WRITTEN REQUEST:
Check each line of the entries below for the string "JSON" and state how many lines have it, with no other text.
## Begin
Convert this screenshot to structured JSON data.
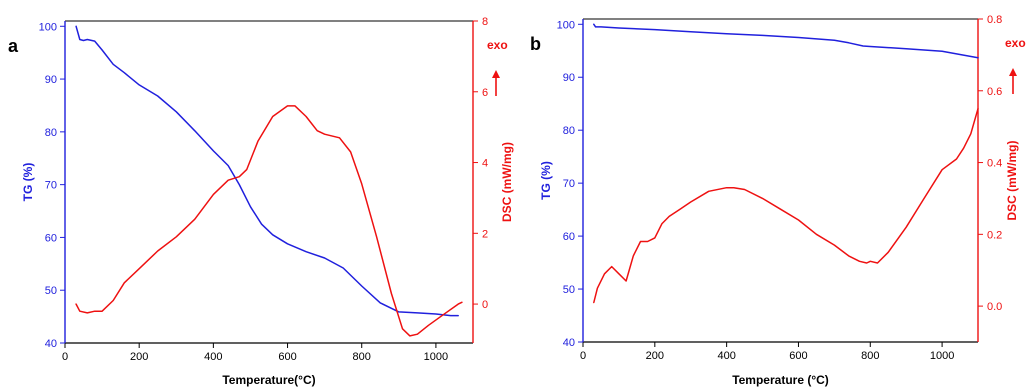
{
  "chart_data": [
    {
      "type": "line",
      "panel_label": "a",
      "xlabel": "Temperature(",
      "xlabel_unit": "°C",
      "xlabel_close": ")",
      "ylabel_left": "TG (%)",
      "ylabel_right": "DSC (mW/mg)",
      "exo_label": "exo",
      "xlim": [
        0,
        1100
      ],
      "ylim_left": [
        40,
        101
      ],
      "ylim_right": [
        -1.1,
        8
      ],
      "x_ticks": [
        0,
        200,
        400,
        600,
        800,
        1000
      ],
      "y_left_ticks": [
        40,
        50,
        60,
        70,
        80,
        90,
        100
      ],
      "y_right_ticks": [
        0,
        2,
        4,
        6,
        8
      ],
      "colors": {
        "left": "#2020dd",
        "right": "#ee1111"
      },
      "series": [
        {
          "axis": "left",
          "color": "#2020dd",
          "x": [
            30,
            40,
            50,
            60,
            80,
            100,
            130,
            160,
            200,
            250,
            300,
            350,
            400,
            440,
            470,
            500,
            530,
            560,
            600,
            650,
            700,
            750,
            800,
            850,
            900,
            950,
            1000,
            1040,
            1060
          ],
          "y": [
            100,
            97.5,
            97.3,
            97.5,
            97.2,
            95.5,
            92.8,
            91.2,
            88.9,
            86.8,
            83.8,
            80.2,
            76.4,
            73.6,
            70.0,
            65.8,
            62.5,
            60.5,
            58.8,
            57.3,
            56.1,
            54.2,
            50.8,
            47.6,
            45.9,
            45.7,
            45.5,
            45.2,
            45.2
          ]
        },
        {
          "axis": "right",
          "color": "#ee1111",
          "x": [
            30,
            40,
            60,
            80,
            100,
            130,
            160,
            200,
            250,
            300,
            350,
            400,
            440,
            470,
            490,
            520,
            560,
            600,
            620,
            650,
            680,
            700,
            740,
            770,
            800,
            840,
            880,
            910,
            930,
            950,
            980,
            1020,
            1060,
            1070
          ],
          "y": [
            0.0,
            -0.2,
            -0.25,
            -0.2,
            -0.2,
            0.1,
            0.6,
            1.0,
            1.5,
            1.9,
            2.4,
            3.1,
            3.5,
            3.6,
            3.8,
            4.6,
            5.3,
            5.6,
            5.6,
            5.3,
            4.9,
            4.8,
            4.7,
            4.3,
            3.4,
            1.9,
            0.3,
            -0.7,
            -0.9,
            -0.85,
            -0.6,
            -0.3,
            0.0,
            0.05
          ]
        }
      ]
    },
    {
      "type": "line",
      "panel_label": "b",
      "xlabel": "Temperature (",
      "xlabel_unit": "°C",
      "xlabel_close": ")",
      "ylabel_left": "TG (%)",
      "ylabel_right": "DSC (mW/mg)",
      "exo_label": "exo",
      "xlim": [
        0,
        1100
      ],
      "ylim_left": [
        40,
        101
      ],
      "ylim_right": [
        -0.1,
        0.8
      ],
      "x_ticks": [
        0,
        200,
        400,
        600,
        800,
        1000
      ],
      "y_left_ticks": [
        40,
        50,
        60,
        70,
        80,
        90,
        100
      ],
      "y_right_ticks": [
        0.0,
        0.2,
        0.4,
        0.6,
        0.8
      ],
      "colors": {
        "left": "#2020dd",
        "right": "#ee1111"
      },
      "series": [
        {
          "axis": "left",
          "color": "#2020dd",
          "x": [
            30,
            35,
            50,
            100,
            200,
            300,
            400,
            500,
            600,
            700,
            740,
            780,
            800,
            900,
            1000,
            1050,
            1100
          ],
          "y": [
            100,
            99.5,
            99.5,
            99.3,
            99.0,
            98.6,
            98.2,
            97.9,
            97.5,
            97.0,
            96.5,
            95.9,
            95.8,
            95.4,
            94.9,
            94.3,
            93.7
          ]
        },
        {
          "axis": "right",
          "color": "#ee1111",
          "x": [
            30,
            40,
            60,
            80,
            100,
            120,
            140,
            160,
            180,
            200,
            220,
            240,
            270,
            300,
            350,
            400,
            420,
            450,
            500,
            550,
            600,
            650,
            700,
            740,
            770,
            790,
            800,
            820,
            850,
            900,
            950,
            1000,
            1040,
            1060,
            1080,
            1100
          ],
          "y": [
            0.01,
            0.05,
            0.09,
            0.11,
            0.09,
            0.07,
            0.14,
            0.18,
            0.18,
            0.19,
            0.23,
            0.25,
            0.27,
            0.29,
            0.32,
            0.33,
            0.33,
            0.325,
            0.3,
            0.27,
            0.24,
            0.2,
            0.17,
            0.14,
            0.125,
            0.12,
            0.125,
            0.12,
            0.15,
            0.22,
            0.3,
            0.38,
            0.41,
            0.44,
            0.48,
            0.55
          ]
        }
      ]
    }
  ]
}
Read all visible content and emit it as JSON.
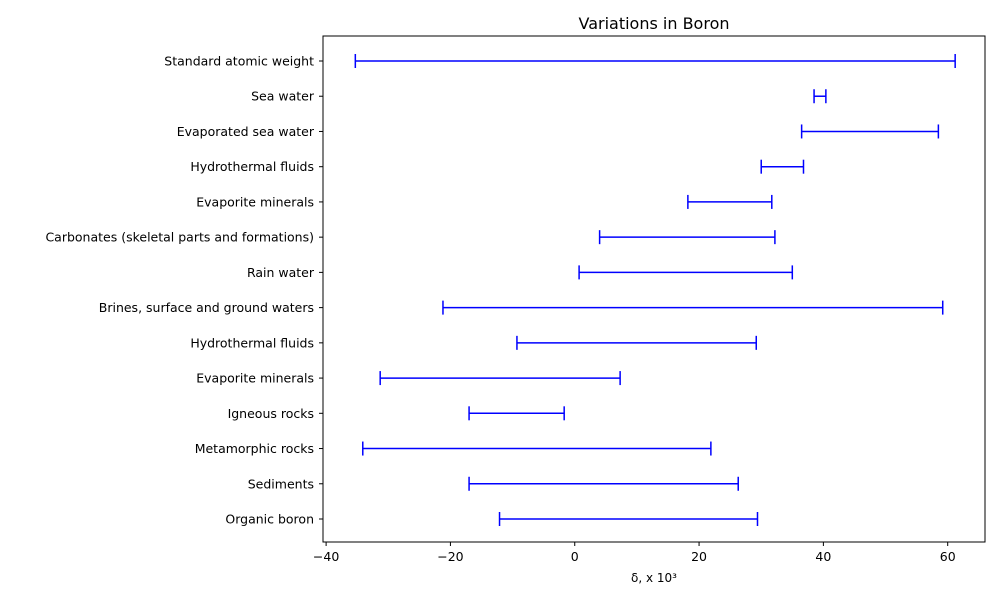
## End
WRITTEN SOLUTION:
2